-- BEGIN --
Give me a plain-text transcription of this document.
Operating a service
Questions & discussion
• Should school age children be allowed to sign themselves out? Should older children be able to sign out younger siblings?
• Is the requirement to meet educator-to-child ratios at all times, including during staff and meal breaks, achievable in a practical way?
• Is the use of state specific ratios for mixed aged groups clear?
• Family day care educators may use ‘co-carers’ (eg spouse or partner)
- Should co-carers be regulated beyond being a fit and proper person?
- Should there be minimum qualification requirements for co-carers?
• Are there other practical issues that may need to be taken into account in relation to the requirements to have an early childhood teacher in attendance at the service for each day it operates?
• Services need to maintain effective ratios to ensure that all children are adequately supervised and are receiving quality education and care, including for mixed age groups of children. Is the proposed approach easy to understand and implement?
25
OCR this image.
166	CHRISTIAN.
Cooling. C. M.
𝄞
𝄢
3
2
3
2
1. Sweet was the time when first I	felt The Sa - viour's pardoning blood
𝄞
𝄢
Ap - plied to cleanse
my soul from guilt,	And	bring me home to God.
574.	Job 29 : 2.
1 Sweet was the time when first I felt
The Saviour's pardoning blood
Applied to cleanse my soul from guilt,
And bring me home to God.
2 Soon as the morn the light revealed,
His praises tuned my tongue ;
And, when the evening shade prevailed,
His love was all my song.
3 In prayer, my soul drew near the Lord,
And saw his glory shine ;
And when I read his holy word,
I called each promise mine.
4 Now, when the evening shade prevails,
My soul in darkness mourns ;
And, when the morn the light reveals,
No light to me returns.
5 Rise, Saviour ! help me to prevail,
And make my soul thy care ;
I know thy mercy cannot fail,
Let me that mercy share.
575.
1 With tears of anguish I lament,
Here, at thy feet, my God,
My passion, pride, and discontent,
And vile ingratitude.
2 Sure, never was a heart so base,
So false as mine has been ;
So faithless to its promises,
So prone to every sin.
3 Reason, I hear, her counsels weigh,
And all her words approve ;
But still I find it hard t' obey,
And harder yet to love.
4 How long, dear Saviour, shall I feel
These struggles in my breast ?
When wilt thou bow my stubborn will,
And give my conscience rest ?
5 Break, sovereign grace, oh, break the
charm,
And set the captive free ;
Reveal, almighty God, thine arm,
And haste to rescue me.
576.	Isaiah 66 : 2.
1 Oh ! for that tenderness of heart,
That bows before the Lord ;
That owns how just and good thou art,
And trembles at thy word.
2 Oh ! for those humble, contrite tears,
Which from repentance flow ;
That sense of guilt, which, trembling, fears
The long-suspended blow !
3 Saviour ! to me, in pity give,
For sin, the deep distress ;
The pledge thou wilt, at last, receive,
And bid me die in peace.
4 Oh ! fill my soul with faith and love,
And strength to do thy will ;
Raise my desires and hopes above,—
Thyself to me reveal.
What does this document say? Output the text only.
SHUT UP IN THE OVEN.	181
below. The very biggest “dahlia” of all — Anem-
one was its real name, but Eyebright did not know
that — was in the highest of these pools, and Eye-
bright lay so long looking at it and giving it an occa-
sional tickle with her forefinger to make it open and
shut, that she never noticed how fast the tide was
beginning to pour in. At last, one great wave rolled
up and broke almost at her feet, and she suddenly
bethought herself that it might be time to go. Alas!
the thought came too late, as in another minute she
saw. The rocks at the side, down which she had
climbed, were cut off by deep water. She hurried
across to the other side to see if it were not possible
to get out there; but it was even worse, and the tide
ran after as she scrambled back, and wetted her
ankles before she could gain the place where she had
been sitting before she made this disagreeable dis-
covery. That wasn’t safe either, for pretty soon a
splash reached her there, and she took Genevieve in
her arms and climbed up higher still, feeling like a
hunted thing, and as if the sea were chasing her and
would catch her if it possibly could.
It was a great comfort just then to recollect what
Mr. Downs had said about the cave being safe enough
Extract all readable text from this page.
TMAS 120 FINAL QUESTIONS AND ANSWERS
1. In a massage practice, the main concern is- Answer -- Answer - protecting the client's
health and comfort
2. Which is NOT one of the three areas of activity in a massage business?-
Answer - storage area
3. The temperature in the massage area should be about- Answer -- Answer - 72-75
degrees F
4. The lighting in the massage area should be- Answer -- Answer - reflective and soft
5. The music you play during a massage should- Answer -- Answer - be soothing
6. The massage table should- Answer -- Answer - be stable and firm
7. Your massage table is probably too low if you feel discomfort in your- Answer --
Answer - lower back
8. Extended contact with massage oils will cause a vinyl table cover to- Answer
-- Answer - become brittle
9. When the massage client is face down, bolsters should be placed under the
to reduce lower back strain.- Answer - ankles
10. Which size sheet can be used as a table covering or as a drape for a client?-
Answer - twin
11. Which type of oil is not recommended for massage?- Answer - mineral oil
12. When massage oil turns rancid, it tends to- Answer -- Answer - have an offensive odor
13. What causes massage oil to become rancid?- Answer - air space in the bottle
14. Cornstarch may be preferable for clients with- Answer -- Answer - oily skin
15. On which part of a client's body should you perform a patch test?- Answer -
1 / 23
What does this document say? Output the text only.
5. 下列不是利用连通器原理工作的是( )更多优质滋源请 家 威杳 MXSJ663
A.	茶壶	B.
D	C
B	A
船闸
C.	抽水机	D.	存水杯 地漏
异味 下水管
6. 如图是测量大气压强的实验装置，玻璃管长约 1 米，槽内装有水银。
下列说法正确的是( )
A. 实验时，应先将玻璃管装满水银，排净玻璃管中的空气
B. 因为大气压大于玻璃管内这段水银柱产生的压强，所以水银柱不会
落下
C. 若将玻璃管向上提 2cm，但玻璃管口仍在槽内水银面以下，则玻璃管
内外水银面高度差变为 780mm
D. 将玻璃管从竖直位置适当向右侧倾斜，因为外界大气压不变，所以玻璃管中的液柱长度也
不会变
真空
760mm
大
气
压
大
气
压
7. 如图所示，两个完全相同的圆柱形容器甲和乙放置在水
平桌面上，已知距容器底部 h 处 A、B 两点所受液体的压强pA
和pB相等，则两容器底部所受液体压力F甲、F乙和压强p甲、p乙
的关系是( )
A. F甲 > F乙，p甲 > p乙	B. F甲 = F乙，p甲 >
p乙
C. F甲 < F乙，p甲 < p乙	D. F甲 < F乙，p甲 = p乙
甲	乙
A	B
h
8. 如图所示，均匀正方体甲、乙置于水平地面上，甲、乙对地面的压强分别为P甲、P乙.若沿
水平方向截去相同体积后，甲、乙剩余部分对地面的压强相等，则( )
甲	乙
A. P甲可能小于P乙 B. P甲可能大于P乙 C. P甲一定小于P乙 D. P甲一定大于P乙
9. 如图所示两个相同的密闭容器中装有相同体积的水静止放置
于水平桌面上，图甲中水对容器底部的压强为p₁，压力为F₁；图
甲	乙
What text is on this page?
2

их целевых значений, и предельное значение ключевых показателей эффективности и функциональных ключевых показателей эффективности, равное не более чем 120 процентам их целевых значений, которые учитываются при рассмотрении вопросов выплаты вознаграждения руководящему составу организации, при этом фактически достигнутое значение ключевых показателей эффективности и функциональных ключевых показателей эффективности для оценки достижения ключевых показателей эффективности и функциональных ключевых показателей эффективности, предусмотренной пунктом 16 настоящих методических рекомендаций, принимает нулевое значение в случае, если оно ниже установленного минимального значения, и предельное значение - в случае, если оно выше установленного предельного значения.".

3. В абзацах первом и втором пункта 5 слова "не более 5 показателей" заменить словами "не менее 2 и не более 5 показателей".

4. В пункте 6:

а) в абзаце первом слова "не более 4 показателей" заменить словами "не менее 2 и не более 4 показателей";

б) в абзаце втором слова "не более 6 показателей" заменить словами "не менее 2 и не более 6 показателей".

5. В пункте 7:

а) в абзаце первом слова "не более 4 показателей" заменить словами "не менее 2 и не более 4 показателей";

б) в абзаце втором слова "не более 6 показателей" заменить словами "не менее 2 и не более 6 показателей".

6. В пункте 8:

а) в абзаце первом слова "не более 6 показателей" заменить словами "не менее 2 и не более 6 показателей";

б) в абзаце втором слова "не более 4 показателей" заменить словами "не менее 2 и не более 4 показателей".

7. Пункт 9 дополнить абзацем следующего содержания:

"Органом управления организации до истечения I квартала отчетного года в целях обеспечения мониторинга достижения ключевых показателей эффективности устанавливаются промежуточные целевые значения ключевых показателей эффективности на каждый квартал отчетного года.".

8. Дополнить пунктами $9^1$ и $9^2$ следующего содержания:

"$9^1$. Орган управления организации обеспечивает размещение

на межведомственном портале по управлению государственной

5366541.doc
-- END --
_Exercise brief:_
Look over the records above and copy each line that includes the string "about".

_Answer in full:_
Mr. Downs had said about the cave being safe enough
3. The temperature in the massage area should be about- Answer -- Answer - 72-75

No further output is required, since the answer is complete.